◆ To be done
Give only the number of lines that contain the word "this".

* BEGIN Information provided *

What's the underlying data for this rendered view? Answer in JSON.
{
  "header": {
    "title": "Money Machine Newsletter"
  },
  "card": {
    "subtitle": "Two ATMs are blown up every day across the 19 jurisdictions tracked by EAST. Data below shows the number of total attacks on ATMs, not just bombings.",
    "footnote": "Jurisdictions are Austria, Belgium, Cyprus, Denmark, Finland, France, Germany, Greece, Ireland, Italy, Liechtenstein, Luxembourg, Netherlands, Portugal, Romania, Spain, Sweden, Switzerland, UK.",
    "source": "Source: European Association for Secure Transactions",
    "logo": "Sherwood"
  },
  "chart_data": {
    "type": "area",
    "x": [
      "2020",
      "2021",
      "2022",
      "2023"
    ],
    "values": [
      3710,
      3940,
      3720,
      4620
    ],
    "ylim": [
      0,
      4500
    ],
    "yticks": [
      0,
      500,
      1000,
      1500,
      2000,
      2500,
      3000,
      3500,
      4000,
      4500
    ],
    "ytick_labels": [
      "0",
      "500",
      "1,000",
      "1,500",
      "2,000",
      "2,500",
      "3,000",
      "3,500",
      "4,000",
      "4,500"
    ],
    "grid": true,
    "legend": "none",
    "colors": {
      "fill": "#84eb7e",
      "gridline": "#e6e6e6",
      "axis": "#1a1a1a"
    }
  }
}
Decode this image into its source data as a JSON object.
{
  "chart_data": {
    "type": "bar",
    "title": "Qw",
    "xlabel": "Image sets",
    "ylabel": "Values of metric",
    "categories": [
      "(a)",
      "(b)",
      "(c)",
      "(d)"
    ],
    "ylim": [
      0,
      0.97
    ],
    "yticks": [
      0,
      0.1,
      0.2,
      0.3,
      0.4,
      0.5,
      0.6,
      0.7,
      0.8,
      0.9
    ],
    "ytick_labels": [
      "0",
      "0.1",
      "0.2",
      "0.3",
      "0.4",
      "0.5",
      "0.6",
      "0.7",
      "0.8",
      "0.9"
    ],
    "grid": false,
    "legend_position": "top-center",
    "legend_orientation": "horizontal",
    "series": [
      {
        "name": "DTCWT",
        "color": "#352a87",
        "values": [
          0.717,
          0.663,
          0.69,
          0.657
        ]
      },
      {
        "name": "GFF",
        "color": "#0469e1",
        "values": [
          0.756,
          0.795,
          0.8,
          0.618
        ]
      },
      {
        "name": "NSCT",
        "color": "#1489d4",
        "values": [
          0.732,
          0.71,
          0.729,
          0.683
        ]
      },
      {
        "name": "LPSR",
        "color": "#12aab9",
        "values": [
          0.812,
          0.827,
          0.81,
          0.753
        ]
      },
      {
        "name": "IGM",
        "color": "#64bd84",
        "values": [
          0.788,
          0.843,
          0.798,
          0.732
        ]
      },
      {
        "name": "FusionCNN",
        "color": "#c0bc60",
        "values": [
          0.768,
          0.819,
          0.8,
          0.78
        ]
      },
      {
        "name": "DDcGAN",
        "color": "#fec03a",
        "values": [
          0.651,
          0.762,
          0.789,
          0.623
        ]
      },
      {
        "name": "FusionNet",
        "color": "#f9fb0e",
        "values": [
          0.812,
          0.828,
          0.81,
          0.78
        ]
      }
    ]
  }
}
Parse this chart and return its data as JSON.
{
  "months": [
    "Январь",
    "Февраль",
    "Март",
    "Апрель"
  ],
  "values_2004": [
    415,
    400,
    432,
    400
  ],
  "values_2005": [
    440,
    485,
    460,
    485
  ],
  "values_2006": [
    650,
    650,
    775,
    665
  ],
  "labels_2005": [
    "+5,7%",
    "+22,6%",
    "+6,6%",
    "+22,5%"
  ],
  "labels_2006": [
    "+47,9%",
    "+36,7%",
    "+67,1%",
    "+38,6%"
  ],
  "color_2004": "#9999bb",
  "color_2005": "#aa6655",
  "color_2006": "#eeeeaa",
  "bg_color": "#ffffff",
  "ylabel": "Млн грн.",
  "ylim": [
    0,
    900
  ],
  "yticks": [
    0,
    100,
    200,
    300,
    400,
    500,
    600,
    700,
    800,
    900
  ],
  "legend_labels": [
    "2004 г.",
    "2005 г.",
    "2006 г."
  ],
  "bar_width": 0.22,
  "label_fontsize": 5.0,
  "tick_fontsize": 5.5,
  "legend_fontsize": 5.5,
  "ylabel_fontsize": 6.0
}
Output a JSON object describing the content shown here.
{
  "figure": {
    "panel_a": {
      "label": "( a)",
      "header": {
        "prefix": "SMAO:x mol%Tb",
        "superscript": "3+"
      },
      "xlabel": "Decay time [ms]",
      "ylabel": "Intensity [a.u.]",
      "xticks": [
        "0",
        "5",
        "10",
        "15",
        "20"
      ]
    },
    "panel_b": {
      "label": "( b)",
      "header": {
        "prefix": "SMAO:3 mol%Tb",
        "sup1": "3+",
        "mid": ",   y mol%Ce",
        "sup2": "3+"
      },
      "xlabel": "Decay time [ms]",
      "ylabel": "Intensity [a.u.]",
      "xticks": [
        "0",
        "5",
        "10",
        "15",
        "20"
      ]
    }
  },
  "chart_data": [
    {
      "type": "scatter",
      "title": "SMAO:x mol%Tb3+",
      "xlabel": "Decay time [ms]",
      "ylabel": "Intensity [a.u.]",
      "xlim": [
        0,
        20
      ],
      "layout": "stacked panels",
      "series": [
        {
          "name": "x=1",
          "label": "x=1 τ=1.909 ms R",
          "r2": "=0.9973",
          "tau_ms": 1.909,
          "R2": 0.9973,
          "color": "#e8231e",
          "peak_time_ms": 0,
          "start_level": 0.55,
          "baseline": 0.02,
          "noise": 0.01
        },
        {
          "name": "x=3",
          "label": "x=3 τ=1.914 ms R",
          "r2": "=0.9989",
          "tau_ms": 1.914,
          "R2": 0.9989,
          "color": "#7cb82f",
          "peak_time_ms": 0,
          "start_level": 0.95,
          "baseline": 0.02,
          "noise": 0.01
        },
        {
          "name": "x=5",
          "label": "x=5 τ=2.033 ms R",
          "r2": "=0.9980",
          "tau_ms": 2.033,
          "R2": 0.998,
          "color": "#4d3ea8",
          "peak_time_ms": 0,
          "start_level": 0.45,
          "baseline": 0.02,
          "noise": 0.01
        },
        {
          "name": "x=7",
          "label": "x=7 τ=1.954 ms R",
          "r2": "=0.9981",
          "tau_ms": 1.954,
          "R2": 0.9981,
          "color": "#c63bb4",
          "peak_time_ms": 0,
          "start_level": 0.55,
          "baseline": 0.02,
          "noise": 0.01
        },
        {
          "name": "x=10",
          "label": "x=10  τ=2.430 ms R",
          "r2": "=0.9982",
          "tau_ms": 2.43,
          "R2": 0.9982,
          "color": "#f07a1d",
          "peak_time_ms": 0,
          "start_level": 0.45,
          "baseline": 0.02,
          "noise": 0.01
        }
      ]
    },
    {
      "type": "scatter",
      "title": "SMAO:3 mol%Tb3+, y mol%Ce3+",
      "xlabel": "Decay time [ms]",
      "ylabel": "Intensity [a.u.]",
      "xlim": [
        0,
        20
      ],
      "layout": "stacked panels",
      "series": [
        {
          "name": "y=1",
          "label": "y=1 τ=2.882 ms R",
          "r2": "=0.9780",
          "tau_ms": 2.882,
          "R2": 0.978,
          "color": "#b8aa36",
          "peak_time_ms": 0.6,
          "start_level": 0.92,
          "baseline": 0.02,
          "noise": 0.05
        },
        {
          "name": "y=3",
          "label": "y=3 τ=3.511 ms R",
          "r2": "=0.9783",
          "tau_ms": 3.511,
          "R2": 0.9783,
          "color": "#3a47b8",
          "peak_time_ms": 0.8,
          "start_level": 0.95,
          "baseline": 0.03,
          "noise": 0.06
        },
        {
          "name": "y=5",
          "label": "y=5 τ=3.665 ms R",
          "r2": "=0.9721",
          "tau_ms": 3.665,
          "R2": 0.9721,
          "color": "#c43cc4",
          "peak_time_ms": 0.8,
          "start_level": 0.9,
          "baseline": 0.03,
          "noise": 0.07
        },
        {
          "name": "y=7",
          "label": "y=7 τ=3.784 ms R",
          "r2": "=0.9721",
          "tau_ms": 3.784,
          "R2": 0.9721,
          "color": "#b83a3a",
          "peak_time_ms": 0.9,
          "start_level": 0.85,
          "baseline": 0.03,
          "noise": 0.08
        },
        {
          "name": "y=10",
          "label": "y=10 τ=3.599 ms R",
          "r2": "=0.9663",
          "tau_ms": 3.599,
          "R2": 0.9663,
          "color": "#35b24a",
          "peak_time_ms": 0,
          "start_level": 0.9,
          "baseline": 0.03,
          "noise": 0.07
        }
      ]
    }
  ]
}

* END Information provided *

◆ Task answer
3